---------- Records for processing

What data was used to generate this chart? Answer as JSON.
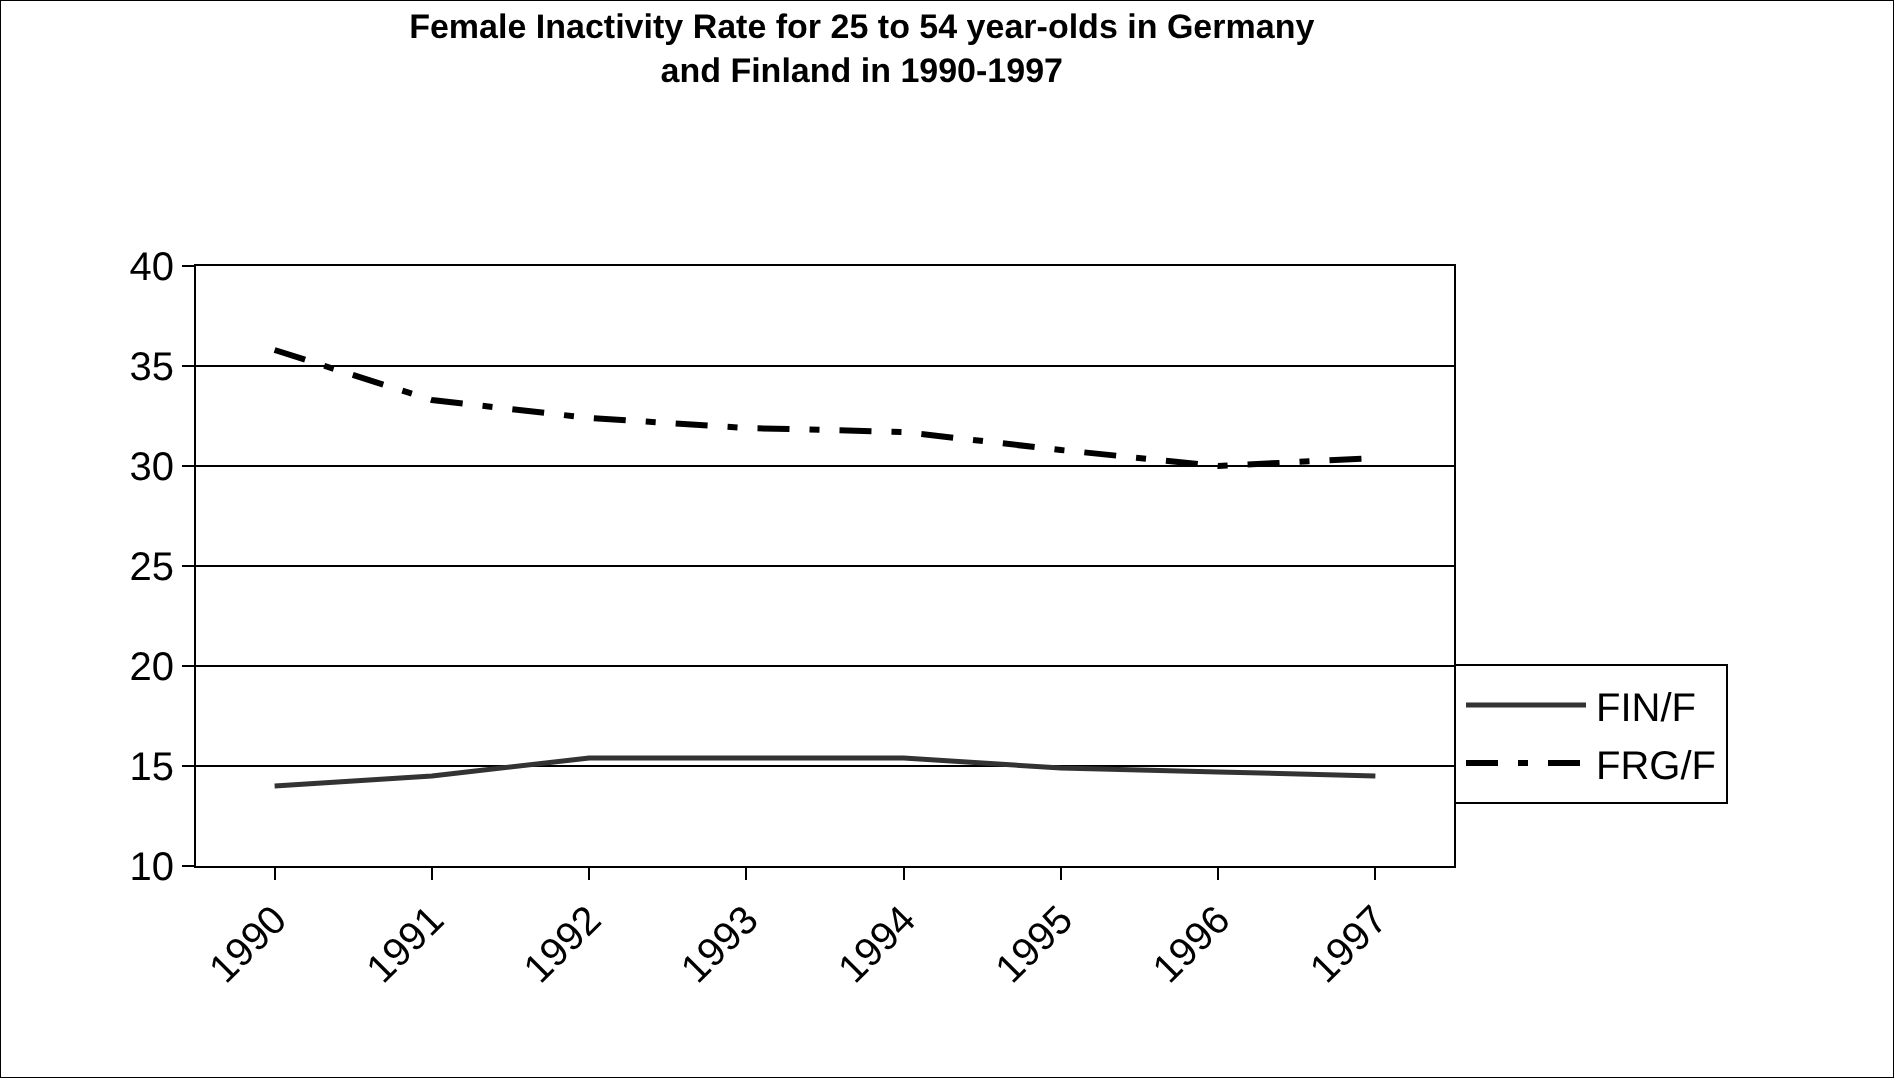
{
  "chart_data": {
    "type": "line",
    "title": "Female Inactivity Rate for 25 to 54 year-olds in Germany\nand Finland in 1990-1997",
    "categories": [
      "1990",
      "1991",
      "1992",
      "1993",
      "1994",
      "1995",
      "1996",
      "1997"
    ],
    "series": [
      {
        "name": "FIN/F",
        "color": "#333333",
        "line_style": "solid",
        "values": [
          14.0,
          14.5,
          15.4,
          15.4,
          15.4,
          14.9,
          14.7,
          14.5
        ]
      },
      {
        "name": "FRG/F",
        "color": "#000000",
        "line_style": "dashed",
        "values": [
          35.8,
          33.3,
          32.4,
          31.9,
          31.7,
          30.8,
          30.0,
          30.4
        ]
      }
    ],
    "ylim": [
      10,
      40
    ],
    "yticks": [
      10,
      15,
      20,
      25,
      30,
      35,
      40
    ],
    "grid": "y",
    "legend": "right",
    "marker": "none"
  }
}
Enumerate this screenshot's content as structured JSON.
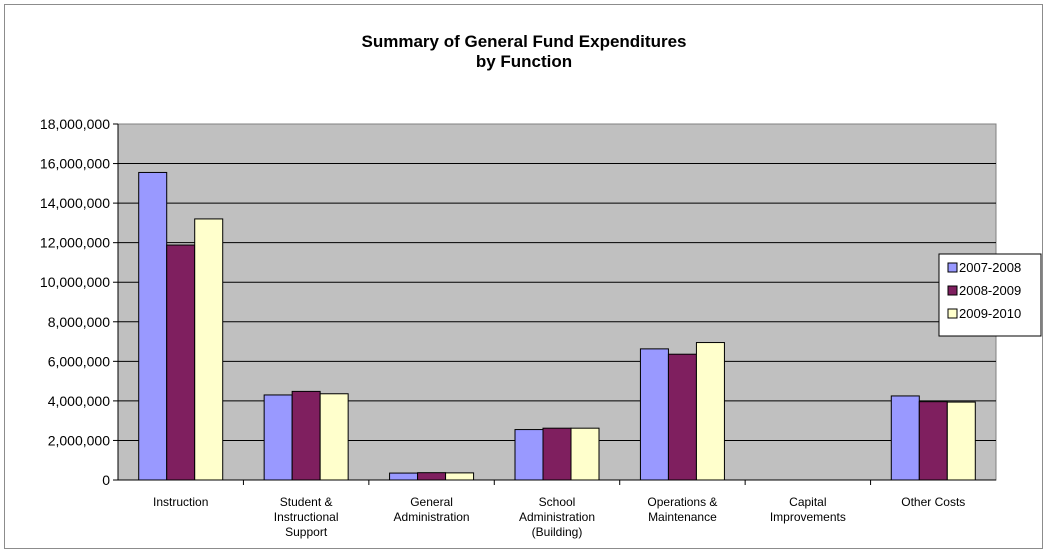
{
  "chart_data": {
    "type": "bar",
    "title_lines": [
      "Summary of General Fund Expenditures",
      "by Function"
    ],
    "xlabel": "",
    "ylabel": "",
    "ylim": [
      0,
      18000000
    ],
    "y_ticks": [
      0,
      2000000,
      4000000,
      6000000,
      8000000,
      10000000,
      12000000,
      14000000,
      16000000,
      18000000
    ],
    "y_tick_labels": [
      "0",
      "2,000,000",
      "4,000,000",
      "6,000,000",
      "8,000,000",
      "10,000,000",
      "12,000,000",
      "14,000,000",
      "16,000,000",
      "18,000,000"
    ],
    "grid": true,
    "legend_position": "right",
    "categories": [
      [
        "Instruction"
      ],
      [
        "Student &",
        "Instructional",
        "Support"
      ],
      [
        "General",
        "Administration"
      ],
      [
        "School",
        "Administration",
        "(Building)"
      ],
      [
        "Operations &",
        "Maintenance"
      ],
      [
        "Capital",
        "Improvements"
      ],
      [
        "Other Costs"
      ]
    ],
    "series": [
      {
        "name": "2007-2008",
        "color": "#9999ff",
        "values": [
          15550000,
          4300000,
          350000,
          2550000,
          6630000,
          0,
          4250000
        ]
      },
      {
        "name": "2008-2009",
        "color": "#7f1f5f",
        "values": [
          11880000,
          4480000,
          370000,
          2620000,
          6360000,
          0,
          3960000
        ]
      },
      {
        "name": "2009-2010",
        "color": "#ffffcc",
        "values": [
          13200000,
          4360000,
          360000,
          2620000,
          6950000,
          0,
          3940000
        ]
      }
    ],
    "plot_background": "#c0c0c0"
  }
}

--------------------

Without the pictures, copy the material exactly as given.

• Correct result
What data was used to generate this chart? Answer as JSON.
{
  "chart_data": {
    "type": "line",
    "title": "Female Inactivity Rate for 25 to 54 year-olds in Germany\nand Finland in 1990-1997",
    "categories": [
      "1990",
      "1991",
      "1992",
      "1993",
      "1994",
      "1995",
      "1996",
      "1997"
    ],
    "series": [
      {
        "name": "FIN/F",
        "color": "#333333",
        "line_style": "solid",
        "values": [
          14.0,
          14.5,
          15.4,
          15.4,
          15.4,
          14.9,
          14.7,
          14.5
        ]
      },
      {
        "name": "FRG/F",
        "color": "#000000",
        "line_style": "dashed",
        "values": [
          35.8,
          33.3,
          32.4,
          31.9,
          31.7,
          30.8,
          30.0,
          30.4
        ]
      }
    ],
    "ylim": [
      10,
      40
    ],
    "yticks": [
      10,
      15,
      20,
      25,
      30,
      35,
      40
    ],
    "grid": "y",
    "legend": "right",
    "marker": "none"
  }
}
Enumerate this screenshot's content as structured JSON.
{
  "chart_data": {
    "type": "bar",
    "title_lines": [
      "Summary of General Fund Expenditures",
      "by Function"
    ],
    "xlabel": "",
    "ylabel": "",
    "ylim": [
      0,
      18000000
    ],
    "y_ticks": [
      0,
      2000000,
      4000000,
      6000000,
      8000000,
      10000000,
      12000000,
      14000000,
      16000000,
      18000000
    ],
    "y_tick_labels": [
      "0",
      "2,000,000",
      "4,000,000",
      "6,000,000",
      "8,000,000",
      "10,000,000",
      "12,000,000",
      "14,000,000",
      "16,000,000",
      "18,000,000"
    ],
    "grid": true,
    "legend_position": "right",
    "categories": [
      [
        "Instruction"
      ],
      [
        "Student &",
        "Instructional",
        "Support"
      ],
      [
        "General",
        "Administration"
      ],
      [
        "School",
        "Administration",
        "(Building)"
      ],
      [
        "Operations &",
        "Maintenance"
      ],
      [
        "Capital",
        "Improvements"
      ],
      [
        "Other Costs"
      ]
    ],
    "series": [
      {
        "name": "2007-2008",
        "color": "#9999ff",
        "values": [
          15550000,
          4300000,
          350000,
          2550000,
          6630000,
          0,
          4250000
        ]
      },
      {
        "name": "2008-2009",
        "color": "#7f1f5f",
        "values": [
          11880000,
          4480000,
          370000,
          2620000,
          6360000,
          0,
          3960000
        ]
      },
      {
        "name": "2009-2010",
        "color": "#ffffcc",
        "values": [
          13200000,
          4360000,
          360000,
          2620000,
          6950000,
          0,
          3940000
        ]
      }
    ],
    "plot_background": "#c0c0c0"
  }
}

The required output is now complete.